start

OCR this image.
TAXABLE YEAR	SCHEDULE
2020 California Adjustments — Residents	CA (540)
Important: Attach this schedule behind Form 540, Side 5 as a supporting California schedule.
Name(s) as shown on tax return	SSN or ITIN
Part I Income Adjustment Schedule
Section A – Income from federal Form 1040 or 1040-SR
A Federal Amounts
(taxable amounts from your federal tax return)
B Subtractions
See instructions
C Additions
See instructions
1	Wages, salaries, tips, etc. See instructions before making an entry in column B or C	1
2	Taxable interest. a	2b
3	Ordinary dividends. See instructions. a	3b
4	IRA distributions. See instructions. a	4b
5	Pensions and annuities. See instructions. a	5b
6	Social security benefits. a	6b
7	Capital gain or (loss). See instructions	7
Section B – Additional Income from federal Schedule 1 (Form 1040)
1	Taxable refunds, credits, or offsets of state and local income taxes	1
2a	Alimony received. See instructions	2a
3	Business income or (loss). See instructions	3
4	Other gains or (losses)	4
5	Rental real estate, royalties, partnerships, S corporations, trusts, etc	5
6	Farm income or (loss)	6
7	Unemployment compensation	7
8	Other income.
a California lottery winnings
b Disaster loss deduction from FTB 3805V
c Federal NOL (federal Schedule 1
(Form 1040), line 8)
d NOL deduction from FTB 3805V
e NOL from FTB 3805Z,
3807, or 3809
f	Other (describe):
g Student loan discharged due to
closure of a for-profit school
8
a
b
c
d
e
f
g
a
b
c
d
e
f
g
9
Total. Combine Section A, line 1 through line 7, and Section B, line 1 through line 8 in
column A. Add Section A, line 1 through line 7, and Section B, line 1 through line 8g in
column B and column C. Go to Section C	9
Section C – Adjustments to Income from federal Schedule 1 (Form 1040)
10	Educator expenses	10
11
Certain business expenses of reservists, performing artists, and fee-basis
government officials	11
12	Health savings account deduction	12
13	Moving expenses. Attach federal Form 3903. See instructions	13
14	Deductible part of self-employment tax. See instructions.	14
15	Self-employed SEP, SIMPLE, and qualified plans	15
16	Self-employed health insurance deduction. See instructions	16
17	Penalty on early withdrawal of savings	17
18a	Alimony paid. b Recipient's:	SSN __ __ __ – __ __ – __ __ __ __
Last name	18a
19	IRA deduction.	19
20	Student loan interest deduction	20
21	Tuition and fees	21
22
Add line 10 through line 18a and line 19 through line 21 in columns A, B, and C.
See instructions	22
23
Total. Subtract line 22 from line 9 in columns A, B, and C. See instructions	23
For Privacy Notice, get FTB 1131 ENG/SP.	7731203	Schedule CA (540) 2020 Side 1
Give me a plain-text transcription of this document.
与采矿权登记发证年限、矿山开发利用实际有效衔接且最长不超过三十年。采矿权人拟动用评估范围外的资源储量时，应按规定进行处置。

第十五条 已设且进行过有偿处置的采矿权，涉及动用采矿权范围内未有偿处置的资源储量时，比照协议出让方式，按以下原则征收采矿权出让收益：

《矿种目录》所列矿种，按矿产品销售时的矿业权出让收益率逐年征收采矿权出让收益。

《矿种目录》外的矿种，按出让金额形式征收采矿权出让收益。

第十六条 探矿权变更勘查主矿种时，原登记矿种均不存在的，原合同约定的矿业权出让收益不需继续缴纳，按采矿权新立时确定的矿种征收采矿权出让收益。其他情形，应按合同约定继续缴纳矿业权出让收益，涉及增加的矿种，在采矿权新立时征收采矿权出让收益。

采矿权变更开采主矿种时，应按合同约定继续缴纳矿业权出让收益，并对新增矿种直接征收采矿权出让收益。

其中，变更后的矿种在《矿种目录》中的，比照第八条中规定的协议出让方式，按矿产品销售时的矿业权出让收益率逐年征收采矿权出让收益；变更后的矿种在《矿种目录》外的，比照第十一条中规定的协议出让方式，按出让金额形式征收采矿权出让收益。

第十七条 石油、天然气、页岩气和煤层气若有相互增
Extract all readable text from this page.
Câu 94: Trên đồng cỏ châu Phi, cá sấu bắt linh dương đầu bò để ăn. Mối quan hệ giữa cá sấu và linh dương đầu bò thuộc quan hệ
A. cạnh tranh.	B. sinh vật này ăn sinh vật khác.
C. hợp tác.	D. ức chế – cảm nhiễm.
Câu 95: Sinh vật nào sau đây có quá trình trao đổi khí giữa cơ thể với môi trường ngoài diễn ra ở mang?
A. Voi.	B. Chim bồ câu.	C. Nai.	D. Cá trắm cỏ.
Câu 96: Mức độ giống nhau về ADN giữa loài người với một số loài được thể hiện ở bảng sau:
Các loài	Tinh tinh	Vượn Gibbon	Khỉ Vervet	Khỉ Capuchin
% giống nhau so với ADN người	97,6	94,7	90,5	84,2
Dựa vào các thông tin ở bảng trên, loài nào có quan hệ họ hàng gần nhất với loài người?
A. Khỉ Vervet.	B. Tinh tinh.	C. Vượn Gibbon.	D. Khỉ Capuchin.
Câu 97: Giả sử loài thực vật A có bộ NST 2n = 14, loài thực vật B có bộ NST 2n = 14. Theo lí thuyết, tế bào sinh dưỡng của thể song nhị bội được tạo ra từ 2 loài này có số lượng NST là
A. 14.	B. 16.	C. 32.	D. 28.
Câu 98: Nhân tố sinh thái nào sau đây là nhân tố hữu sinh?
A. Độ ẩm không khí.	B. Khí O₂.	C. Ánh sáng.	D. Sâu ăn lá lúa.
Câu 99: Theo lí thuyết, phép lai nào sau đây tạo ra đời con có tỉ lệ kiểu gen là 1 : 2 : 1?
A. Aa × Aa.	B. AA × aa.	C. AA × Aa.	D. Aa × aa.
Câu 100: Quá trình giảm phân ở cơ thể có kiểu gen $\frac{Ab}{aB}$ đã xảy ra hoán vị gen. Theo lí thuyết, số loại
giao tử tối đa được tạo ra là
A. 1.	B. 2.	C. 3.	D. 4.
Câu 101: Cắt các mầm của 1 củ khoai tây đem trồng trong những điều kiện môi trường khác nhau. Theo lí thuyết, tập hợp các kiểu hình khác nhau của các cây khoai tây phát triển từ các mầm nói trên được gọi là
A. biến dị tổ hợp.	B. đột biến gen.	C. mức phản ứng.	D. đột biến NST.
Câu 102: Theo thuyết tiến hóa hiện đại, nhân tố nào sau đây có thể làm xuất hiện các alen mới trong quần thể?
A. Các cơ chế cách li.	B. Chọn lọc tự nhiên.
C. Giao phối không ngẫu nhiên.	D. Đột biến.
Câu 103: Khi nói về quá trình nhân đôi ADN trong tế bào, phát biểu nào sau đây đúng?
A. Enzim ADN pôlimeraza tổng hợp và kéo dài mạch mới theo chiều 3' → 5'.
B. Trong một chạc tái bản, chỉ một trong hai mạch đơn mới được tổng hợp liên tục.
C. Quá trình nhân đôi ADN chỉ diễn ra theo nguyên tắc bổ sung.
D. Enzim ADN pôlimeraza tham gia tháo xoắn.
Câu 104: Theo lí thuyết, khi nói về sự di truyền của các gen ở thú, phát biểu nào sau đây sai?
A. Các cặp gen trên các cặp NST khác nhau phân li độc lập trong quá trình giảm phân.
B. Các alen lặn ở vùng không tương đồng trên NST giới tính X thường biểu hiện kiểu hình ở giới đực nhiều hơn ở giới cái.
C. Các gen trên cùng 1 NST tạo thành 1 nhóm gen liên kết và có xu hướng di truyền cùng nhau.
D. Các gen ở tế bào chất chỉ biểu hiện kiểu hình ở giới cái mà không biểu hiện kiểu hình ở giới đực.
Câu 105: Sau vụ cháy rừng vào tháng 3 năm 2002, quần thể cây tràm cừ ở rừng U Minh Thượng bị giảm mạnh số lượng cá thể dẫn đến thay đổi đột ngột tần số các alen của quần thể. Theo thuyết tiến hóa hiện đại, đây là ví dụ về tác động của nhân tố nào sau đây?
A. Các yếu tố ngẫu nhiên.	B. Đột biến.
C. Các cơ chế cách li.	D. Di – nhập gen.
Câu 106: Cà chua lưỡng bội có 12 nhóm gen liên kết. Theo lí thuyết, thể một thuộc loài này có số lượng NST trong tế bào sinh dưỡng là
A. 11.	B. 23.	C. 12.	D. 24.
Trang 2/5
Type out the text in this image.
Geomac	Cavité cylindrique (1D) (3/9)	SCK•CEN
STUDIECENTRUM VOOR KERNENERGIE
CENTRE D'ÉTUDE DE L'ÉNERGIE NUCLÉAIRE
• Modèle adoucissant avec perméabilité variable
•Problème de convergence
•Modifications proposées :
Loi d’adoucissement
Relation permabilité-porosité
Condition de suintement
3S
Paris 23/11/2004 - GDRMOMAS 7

end

SET EXERCISE » Pick out the lines that contain "phát" and copy them.

RESPONSE TO THIS EXERCISE »
Câu 101: Cắt các mầm của 1 củ khoai tây đem trồng trong những điều kiện môi trường khác nhau. Theo lí thuyết, tập hợp các kiểu hình khác nhau của các cây khoai tây phát triển từ các mầm nói trên được gọi là
Câu 103: Khi nói về quá trình nhân đôi ADN trong tế bào, phát biểu nào sau đây đúng?
Câu 104: Theo lí thuyết, khi nói về sự di truyền của các gen ở thú, phát biểu nào sau đây sai?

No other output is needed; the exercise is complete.